═══ EXTRAIT ═══

Il est temps de changer, mais pas de chambouler. Cinquante ans de débrouille ont créé une multitude de nœuds structurels et systémiques qui seront longs et difficiles à défaire. Il nous faut du sérieux, du pragmatisme, et du temps.
Voies alternatives
La première approche visant à faire effectivement pièce aux drogues consiste à définir les objectifs et les besoins d’une réforme. Ils sont assez faciles à identifier : réduire les consommations récréatives et problématiques du Kif ; protéger les cultivateurs du Nord en leur donnant des perspectives économiques concrètes ; préparer une filière médicale solide, prête pour le marché international à l’exportation ; sortir nos enfants de prison ; et, surtout, combattre le crime organisé en lui arrachant le pouvoir qu’il a acquis sur nos cultivateurs et nos jeunes à la faveur de la prohibition, en lui ôtant la nourriture de la bouche, en reprenant le contrôle de la chaîne de production et de distribution.
Avant toute chose, nous devons mieux voir et mieux comprendre ce qui se passe, grâce à une meilleure collecte de données désagrégées. Celles-ci permettront d’analyser les niveaux de production et de consommation (de manière plus fine que sur la base des arrestations et des hospitalisations d’urgence), du polyusage des drogues et de la place du Kif dans les problèmes de dépendance. Surtout, il faut des données claires sur les arrestations et l’incarcération liées aux drogues — et leur coût, afin d’explorer des voies alternatives.

═══ ENREGISTREMENTS FOURNIS ═══

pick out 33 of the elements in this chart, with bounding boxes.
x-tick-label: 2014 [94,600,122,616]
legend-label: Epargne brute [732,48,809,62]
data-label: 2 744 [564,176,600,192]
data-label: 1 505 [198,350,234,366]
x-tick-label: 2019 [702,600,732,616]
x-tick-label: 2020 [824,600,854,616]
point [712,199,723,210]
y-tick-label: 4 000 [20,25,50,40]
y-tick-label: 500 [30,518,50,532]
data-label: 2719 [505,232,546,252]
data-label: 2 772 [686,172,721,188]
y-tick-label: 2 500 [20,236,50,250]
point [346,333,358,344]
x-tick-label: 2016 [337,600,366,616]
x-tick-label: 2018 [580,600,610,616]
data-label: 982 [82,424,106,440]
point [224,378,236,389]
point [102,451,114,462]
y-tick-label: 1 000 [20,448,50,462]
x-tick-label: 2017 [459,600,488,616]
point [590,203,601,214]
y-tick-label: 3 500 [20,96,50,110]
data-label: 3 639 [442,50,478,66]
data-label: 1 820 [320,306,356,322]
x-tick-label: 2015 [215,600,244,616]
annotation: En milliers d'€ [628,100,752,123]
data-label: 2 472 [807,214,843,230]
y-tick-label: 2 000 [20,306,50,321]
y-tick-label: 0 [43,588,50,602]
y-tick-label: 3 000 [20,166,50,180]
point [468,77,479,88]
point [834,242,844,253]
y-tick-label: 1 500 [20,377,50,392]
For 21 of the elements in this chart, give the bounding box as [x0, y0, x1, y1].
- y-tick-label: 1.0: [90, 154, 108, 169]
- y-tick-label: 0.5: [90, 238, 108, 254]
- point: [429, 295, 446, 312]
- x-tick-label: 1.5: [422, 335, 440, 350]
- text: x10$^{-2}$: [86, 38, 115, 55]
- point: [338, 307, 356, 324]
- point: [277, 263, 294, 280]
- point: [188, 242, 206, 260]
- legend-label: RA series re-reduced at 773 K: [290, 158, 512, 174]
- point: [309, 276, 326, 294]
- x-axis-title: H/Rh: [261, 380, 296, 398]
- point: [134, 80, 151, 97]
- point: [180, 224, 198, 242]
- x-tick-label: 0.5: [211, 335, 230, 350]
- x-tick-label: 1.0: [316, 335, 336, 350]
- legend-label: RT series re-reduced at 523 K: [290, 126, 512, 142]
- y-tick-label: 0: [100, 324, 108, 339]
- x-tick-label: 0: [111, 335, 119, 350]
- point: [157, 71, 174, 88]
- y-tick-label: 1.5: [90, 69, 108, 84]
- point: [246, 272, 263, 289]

═══

# [VOS TÂCHES]
a) D'après l'extrait sur la réforme de la politique du Kif, combien d'années de débrouille ont créé une multitude de nœuds structurels et systémiques ?
b) Poursuivez l'extrait sur la réforme de la politique du Kif après sa dernière phrase.
Les enregistrements proviennent d'une source distincte de l'extrait.

# [RÉPONSES NUMÉROTÉES]
a) Cinquante ans.

b)
Il faut d’abord mettre en place des alternatives à la prison pour les consommateurs, les passeurs, les cultivateurs des zones traditionnelles du Rif central (qui n’ont dans l’écrasante majorité des cas pas commis de délit violent) : c’est un choix simple, éprouvé, pragmatique et peu coûteux. Des économies d’échelle non négligeables sont à portée de main dans la pénitentiaire, la police et la justice. On parle ici de centaines de millions de dirhams que coûtent des procédures lancées au petit bonheur contre des personnes issues de zones et de quartiers défavorisés — les cibles les plus faciles pour les forces de l’ordre.
Les Pays-Bas ou la Californie ont mis en place les alternatives à la prison pour les consommateurs des drogues depuis les années 1970. Aujourd’hui, plus personne ne remet en cause leur efficacité.
En second lieu, il faut développer la production à des fins médicales et industrielles (autorisée par le droit international), l’objectif étant de favoriser le développement d’une industrie légale, tout en affaiblissant le marché noir.
Pour cela, deux types de projets pilotes : pour le chanvre industriel, en veillant à limiter la production aux zones de production historique du Rif central, afin de protéger la culture du Kif de la concurrence d’autres régions mieux dotées en infrastructures industrielles ; et pour les usages médicaux et expérimentaux, en promouvant les plantes cultivées au Maroc aux dépens des cannabinoïdes synthétiques meilleur marché, afin de privilégier et valoriser la plante originaire du Rif central.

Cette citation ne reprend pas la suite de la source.